> [Written request]: Lines that contain "районах" are to be counted; give only their number.
#### Data rows ####
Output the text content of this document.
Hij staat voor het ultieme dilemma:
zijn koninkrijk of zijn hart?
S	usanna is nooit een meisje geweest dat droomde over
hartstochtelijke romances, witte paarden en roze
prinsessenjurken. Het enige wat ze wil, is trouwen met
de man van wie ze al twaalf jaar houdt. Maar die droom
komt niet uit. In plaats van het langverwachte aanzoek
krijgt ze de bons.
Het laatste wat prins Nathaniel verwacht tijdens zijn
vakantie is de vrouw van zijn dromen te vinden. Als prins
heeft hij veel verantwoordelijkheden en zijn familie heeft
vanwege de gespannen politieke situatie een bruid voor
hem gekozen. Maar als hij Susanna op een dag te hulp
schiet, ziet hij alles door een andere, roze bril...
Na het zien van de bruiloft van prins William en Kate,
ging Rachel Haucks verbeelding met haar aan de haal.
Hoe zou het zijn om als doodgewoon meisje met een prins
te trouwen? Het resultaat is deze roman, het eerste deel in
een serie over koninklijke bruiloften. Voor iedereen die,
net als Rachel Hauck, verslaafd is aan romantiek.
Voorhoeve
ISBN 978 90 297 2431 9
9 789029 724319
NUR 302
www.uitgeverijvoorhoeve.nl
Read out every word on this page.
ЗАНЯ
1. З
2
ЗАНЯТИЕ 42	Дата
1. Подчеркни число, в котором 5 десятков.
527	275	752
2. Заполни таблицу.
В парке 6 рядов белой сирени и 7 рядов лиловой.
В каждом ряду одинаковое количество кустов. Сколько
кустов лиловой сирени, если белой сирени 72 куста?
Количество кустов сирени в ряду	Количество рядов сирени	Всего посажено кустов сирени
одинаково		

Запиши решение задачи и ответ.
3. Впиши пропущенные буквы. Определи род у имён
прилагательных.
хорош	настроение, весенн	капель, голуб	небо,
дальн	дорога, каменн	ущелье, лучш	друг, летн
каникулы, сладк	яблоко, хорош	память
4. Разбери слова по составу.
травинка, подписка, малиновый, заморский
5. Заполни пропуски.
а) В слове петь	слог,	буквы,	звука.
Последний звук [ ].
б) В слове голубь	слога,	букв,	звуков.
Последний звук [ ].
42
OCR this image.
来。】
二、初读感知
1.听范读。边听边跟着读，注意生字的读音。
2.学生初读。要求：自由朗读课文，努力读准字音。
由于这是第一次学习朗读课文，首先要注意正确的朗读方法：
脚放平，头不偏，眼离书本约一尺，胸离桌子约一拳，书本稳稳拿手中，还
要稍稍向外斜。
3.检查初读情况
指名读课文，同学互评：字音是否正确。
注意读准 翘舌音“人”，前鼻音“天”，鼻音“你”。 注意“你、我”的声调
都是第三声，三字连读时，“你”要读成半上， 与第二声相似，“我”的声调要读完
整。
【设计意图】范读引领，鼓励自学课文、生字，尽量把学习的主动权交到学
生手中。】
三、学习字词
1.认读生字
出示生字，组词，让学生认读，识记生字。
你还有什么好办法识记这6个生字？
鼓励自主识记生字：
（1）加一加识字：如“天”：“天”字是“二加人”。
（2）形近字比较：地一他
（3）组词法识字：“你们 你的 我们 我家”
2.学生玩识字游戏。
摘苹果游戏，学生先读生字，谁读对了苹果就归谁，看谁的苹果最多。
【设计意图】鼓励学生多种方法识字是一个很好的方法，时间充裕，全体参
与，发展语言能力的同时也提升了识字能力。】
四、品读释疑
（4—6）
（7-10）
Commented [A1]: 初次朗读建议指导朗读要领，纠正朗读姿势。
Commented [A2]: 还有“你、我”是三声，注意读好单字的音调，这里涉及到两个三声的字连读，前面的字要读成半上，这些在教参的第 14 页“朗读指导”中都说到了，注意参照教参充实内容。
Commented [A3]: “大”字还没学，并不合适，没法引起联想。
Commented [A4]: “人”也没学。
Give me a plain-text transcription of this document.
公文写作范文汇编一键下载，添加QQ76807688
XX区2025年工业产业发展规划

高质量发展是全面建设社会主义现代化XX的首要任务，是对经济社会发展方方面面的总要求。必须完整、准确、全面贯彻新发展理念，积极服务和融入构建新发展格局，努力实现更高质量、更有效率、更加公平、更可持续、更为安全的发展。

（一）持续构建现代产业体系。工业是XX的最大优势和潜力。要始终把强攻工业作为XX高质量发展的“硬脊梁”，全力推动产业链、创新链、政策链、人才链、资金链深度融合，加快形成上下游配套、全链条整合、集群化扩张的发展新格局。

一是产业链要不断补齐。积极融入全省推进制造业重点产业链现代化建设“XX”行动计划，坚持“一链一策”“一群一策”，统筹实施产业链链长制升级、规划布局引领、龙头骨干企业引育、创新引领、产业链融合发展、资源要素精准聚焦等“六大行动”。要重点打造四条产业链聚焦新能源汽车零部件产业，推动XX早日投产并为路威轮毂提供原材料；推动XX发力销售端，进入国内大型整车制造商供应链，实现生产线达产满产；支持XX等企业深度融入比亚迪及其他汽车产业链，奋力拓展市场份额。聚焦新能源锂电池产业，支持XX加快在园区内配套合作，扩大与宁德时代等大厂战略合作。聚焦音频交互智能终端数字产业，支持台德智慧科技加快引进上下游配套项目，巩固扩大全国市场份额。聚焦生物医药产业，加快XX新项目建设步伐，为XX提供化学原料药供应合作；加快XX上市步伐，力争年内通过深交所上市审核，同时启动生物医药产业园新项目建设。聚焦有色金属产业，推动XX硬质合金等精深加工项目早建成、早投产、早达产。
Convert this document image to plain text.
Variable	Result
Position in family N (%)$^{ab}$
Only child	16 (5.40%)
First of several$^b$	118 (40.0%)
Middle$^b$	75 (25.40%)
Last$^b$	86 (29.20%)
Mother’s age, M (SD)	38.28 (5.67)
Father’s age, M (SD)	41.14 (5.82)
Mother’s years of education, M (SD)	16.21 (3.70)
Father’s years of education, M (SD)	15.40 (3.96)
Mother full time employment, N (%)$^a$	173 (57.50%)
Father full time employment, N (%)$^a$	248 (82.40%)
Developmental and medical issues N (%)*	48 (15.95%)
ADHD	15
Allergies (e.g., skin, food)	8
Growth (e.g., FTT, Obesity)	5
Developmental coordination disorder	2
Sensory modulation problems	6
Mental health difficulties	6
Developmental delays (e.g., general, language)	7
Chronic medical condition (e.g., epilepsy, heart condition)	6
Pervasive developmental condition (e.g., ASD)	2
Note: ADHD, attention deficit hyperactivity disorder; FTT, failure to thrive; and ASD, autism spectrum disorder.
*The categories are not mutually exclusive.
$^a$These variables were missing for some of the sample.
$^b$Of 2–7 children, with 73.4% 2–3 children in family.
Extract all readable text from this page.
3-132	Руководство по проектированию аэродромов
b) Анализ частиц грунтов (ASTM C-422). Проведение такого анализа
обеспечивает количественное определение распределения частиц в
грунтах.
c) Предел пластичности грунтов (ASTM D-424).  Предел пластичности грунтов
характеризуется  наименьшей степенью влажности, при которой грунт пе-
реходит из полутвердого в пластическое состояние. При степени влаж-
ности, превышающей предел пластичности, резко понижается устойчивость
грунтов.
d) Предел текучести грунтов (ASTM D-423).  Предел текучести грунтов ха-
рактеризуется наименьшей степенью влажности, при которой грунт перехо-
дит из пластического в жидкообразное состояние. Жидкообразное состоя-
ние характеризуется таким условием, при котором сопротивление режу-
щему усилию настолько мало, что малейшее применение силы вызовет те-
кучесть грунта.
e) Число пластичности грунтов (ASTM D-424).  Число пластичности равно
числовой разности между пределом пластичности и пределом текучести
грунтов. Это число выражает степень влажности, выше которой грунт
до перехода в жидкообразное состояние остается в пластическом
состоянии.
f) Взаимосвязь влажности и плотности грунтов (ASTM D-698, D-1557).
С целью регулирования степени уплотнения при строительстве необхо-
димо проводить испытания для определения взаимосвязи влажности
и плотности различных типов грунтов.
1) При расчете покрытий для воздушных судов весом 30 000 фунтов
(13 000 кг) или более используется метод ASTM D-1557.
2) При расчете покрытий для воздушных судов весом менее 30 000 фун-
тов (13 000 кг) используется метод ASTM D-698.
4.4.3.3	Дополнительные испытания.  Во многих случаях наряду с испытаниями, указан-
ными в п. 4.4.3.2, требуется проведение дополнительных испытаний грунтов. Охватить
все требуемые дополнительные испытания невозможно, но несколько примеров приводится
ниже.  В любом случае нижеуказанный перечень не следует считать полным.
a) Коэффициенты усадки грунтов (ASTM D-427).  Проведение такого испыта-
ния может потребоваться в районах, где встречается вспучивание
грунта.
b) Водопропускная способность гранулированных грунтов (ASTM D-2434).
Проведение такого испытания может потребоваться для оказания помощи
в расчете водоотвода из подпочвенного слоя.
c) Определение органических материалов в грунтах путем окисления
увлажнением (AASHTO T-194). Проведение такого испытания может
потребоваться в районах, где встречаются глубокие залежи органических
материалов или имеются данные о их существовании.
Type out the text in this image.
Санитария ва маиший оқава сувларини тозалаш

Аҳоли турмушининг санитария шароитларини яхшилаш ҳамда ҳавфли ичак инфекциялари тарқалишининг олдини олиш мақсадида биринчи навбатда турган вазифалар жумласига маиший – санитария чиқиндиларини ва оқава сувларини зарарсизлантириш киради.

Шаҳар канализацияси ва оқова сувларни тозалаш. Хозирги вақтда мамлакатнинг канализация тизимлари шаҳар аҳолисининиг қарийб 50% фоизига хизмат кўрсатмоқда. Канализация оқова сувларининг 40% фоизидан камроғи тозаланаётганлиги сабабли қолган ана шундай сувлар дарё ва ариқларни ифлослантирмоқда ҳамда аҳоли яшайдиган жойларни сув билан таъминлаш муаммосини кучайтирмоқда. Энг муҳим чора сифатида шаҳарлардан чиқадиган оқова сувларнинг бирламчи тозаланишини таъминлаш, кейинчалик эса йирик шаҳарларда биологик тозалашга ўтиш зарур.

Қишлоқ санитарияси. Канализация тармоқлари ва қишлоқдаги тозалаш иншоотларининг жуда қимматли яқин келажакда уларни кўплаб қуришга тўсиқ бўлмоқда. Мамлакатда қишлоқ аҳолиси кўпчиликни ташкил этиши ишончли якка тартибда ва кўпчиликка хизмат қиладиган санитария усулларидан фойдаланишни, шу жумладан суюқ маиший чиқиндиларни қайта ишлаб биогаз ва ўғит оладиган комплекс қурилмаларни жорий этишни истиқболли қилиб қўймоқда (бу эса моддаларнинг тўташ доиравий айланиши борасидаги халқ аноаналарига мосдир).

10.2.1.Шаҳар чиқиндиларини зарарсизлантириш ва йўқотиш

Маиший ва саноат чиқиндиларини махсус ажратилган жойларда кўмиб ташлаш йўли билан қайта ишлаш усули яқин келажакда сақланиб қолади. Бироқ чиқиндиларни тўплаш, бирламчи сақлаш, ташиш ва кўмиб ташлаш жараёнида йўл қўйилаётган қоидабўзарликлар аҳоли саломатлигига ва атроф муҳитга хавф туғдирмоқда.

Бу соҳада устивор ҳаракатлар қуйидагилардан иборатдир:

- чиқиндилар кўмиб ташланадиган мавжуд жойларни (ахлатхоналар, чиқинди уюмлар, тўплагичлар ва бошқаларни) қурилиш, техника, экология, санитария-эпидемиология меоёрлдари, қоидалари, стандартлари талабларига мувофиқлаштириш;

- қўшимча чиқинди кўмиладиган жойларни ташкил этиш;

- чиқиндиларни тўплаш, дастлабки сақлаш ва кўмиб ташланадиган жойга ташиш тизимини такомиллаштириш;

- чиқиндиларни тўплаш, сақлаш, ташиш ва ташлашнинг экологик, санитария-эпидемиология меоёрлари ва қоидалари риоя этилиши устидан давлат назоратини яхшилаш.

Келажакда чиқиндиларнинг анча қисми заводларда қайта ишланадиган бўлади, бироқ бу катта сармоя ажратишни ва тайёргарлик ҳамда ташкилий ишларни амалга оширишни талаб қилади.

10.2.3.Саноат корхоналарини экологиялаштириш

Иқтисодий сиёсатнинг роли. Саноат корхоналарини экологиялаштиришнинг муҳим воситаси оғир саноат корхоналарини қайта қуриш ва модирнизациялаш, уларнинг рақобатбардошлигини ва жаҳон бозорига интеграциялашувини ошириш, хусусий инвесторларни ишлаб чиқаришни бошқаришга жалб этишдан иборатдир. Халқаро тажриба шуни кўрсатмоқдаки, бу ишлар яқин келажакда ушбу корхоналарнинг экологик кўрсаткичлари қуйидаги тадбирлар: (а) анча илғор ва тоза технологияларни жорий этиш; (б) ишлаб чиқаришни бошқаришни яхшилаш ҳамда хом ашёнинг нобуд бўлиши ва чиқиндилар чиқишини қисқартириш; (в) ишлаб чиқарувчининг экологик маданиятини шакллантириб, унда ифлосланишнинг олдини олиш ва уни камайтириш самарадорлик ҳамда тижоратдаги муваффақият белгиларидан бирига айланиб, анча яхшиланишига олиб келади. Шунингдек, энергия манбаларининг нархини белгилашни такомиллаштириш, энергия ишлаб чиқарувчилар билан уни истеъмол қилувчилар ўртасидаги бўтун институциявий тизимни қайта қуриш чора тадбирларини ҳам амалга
####
> [Solution to the problem]: 2